= DO THIS =
Lines before the one containing "What data populates" are excluded; reproduce that line and all lines after it in the entries below, exactly.

* Start SUPPLIED ENTRIES *

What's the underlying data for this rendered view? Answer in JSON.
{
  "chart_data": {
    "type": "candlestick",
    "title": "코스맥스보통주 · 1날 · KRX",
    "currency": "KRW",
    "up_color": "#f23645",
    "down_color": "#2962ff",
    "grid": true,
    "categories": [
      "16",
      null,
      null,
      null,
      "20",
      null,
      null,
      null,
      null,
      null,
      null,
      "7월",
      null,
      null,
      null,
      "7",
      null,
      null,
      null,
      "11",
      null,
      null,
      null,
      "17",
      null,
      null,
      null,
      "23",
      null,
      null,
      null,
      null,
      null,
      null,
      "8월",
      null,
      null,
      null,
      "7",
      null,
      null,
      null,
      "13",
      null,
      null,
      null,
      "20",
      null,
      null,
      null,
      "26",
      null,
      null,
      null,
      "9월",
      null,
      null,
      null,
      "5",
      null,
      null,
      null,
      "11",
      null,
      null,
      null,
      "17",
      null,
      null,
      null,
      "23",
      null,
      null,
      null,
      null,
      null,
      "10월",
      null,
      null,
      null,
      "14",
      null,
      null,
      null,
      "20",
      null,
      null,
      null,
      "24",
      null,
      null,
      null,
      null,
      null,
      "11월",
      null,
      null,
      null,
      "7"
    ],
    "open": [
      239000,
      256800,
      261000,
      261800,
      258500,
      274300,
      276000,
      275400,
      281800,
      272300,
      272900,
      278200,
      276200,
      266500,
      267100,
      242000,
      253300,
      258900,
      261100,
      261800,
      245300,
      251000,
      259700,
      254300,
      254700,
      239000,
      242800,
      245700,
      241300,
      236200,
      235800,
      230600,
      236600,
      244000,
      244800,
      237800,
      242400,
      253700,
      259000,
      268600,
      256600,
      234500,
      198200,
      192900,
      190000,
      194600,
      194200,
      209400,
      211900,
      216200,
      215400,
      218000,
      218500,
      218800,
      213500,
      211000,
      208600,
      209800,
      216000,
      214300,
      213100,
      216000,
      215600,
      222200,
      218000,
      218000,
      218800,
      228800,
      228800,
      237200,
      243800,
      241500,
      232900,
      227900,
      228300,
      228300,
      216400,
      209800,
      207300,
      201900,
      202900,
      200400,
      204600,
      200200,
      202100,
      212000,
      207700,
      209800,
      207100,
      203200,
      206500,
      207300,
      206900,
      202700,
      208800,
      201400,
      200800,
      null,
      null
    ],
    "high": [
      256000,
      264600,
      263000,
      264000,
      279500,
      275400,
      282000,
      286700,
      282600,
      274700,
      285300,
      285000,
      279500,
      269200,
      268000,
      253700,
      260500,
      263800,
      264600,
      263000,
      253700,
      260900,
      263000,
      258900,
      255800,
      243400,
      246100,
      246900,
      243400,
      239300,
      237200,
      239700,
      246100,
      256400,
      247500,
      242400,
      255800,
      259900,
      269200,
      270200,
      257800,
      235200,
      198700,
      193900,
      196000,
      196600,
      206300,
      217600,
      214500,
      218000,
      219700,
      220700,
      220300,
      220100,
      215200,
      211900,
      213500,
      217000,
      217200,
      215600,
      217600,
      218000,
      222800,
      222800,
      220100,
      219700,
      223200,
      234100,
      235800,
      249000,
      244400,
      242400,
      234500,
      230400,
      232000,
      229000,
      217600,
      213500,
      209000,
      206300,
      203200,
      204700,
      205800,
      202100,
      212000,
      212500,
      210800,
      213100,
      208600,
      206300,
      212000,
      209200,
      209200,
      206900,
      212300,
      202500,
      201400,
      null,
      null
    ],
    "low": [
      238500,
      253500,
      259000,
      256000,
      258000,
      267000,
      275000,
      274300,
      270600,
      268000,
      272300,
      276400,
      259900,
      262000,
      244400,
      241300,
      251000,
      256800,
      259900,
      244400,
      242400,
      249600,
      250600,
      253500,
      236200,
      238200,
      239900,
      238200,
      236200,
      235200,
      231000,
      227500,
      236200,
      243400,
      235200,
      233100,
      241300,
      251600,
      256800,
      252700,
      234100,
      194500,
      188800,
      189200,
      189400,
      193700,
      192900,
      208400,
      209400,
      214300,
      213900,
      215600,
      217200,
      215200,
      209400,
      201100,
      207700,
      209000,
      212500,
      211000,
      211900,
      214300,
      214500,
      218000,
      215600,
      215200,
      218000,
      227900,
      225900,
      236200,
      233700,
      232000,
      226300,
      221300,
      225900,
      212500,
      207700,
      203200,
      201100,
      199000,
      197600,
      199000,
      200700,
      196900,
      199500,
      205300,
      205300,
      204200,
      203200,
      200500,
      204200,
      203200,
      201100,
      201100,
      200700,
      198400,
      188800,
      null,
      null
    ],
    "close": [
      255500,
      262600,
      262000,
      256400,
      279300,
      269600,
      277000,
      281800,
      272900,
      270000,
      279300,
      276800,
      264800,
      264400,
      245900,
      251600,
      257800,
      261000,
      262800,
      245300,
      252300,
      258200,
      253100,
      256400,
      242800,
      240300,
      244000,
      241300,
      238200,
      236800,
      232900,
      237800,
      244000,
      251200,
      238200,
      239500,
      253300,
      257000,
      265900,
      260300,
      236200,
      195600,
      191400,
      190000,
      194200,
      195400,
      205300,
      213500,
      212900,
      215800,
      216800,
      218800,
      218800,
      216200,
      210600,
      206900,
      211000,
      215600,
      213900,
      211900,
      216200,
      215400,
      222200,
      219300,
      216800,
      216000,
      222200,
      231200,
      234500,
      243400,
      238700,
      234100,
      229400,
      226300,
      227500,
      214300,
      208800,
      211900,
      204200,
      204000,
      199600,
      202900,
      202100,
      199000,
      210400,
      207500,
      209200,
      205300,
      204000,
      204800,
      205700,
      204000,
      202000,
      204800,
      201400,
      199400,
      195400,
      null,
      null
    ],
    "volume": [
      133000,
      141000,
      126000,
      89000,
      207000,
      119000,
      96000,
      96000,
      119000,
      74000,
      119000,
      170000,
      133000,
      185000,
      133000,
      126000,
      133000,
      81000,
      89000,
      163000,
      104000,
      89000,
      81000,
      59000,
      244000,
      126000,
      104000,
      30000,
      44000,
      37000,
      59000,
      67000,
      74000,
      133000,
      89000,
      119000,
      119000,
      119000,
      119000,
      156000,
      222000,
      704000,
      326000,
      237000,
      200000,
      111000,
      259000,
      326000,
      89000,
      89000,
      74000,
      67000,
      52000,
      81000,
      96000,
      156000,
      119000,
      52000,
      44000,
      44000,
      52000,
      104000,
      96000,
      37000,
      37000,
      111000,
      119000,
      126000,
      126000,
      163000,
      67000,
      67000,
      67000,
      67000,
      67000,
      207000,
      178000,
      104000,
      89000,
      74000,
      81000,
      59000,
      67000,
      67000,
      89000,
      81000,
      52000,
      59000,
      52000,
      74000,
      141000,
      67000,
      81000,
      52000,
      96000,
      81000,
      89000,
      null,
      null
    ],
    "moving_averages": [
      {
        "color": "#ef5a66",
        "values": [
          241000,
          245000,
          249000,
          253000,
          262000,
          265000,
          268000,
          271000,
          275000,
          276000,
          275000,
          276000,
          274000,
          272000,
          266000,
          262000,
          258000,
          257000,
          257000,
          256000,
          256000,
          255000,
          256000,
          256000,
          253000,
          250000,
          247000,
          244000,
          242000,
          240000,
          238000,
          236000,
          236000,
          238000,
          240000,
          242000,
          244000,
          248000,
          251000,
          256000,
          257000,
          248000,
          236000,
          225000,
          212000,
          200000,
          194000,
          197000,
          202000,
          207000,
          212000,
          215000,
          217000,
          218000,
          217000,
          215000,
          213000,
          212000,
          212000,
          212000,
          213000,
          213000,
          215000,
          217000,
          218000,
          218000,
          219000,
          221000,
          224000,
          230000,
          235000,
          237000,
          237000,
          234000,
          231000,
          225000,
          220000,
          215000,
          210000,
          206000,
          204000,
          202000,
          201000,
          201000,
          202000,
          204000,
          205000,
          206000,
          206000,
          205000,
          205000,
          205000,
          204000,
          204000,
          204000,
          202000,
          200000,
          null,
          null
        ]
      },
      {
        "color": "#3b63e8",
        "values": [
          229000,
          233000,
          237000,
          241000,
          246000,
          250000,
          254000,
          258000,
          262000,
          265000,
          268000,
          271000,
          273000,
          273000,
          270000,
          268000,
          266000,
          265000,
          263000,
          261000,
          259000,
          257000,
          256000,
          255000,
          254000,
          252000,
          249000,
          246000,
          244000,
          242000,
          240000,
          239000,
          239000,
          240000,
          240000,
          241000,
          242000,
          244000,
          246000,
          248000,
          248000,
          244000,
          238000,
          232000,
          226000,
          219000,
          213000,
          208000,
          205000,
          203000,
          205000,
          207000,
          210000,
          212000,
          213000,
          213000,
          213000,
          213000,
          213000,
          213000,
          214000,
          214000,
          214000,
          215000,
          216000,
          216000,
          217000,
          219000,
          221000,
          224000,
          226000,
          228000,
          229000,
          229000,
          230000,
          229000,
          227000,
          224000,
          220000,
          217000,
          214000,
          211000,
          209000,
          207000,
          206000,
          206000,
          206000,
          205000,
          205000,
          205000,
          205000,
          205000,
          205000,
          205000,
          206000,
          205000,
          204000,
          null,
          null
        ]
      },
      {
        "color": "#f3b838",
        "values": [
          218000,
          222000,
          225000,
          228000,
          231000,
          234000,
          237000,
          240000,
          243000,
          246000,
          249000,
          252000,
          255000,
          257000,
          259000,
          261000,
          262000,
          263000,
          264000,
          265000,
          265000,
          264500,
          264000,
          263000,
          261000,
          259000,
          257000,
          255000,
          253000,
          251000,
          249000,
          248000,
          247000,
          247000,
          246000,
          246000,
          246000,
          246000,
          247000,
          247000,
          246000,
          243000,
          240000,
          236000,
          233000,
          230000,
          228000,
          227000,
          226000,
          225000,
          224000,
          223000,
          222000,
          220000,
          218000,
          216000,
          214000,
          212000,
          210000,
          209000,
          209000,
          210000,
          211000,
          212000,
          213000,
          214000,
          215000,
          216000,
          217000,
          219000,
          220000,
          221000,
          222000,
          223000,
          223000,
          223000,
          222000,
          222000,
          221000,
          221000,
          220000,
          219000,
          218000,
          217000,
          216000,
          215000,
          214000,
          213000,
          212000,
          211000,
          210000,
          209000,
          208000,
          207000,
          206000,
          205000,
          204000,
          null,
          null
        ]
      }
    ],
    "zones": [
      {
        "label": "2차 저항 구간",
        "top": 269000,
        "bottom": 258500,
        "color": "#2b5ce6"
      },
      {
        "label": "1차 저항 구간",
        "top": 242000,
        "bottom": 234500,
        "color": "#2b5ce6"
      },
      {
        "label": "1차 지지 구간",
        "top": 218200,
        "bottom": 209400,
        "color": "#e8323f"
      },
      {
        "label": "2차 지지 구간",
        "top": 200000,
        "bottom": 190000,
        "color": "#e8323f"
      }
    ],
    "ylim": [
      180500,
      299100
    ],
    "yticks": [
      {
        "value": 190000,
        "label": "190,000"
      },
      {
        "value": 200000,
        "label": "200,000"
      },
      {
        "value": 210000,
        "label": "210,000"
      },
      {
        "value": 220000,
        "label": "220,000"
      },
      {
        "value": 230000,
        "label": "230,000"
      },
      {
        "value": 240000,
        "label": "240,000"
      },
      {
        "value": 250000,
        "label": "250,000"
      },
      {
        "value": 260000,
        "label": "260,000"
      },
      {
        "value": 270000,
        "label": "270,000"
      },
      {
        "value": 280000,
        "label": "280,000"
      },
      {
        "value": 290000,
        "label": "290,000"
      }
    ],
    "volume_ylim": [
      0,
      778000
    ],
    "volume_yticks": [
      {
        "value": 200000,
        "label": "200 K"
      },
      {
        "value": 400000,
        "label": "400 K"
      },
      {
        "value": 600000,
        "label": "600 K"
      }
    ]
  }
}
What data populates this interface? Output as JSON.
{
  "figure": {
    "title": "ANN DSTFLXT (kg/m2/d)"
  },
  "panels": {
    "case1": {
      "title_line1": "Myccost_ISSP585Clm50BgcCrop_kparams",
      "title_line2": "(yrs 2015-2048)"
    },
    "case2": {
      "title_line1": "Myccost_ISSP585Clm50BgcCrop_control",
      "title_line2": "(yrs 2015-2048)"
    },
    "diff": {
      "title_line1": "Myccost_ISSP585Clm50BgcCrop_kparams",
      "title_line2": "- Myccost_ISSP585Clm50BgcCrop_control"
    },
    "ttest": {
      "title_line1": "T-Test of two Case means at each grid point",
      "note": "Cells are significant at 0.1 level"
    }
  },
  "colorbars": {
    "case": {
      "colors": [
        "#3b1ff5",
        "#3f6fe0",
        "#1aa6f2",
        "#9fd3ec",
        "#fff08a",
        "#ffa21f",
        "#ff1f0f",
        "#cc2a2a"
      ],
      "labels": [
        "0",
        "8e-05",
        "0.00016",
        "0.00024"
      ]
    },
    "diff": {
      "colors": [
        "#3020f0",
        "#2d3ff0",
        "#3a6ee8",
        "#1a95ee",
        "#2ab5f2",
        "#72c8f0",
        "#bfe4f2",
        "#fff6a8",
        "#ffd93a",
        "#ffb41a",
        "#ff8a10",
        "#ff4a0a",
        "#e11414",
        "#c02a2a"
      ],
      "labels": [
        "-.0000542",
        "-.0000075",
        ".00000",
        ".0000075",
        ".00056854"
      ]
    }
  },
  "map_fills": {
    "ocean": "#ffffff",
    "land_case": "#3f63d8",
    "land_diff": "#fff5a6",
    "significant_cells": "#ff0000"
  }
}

* End SUPPLIED ENTRIES *

= RESULT OF THE EXERCISE =
What data populates this interface? Output as JSON.
{
  "figure": {
    "title": "ANN DSTFLXT (kg/m2/d)"
  },
  "panels": {
    "case1": {
      "title_line1": "Myccost_ISSP585Clm50BgcCrop_kparams",
      "title_line2": "(yrs 2015-2048)"
    },
    "case2": {
      "title_line1": "Myccost_ISSP585Clm50BgcCrop_control",
      "title_line2": "(yrs 2015-2048)"
    },
    "diff": {
      "title_line1": "Myccost_ISSP585Clm50BgcCrop_kparams",
      "title_line2": "- Myccost_ISSP585Clm50BgcCrop_control"
    },
    "ttest": {
      "title_line1": "T-Test of two Case means at each grid point",
      "note": "Cells are significant at 0.1 level"
    }
  },
  "colorbars": {
    "case": {
      "colors": [
        "#3b1ff5",
        "#3f6fe0",
        "#1aa6f2",
        "#9fd3ec",
        "#fff08a",
        "#ffa21f",
        "#ff1f0f",
        "#cc2a2a"
      ],
      "labels": [
        "0",
        "8e-05",
        "0.00016",
        "0.00024"
      ]
    },
    "diff": {
      "colors": [
        "#3020f0",
        "#2d3ff0",
        "#3a6ee8",
        "#1a95ee",
        "#2ab5f2",
        "#72c8f0",
        "#bfe4f2",
        "#fff6a8",
        "#ffd93a",
        "#ffb41a",
        "#ff8a10",
        "#ff4a0a",
        "#e11414",
        "#c02a2a"
      ],
      "labels": [
        "-.0000542",
        "-.0000075",
        ".00000",
        ".0000075",
        ".00056854"
      ]
    }
  },
  "map_fills": {
    "ocean": "#ffffff",
    "land_case": "#3f63d8",
    "land_diff": "#fff5a6",
    "significant_cells": "#ff0000"
  }
}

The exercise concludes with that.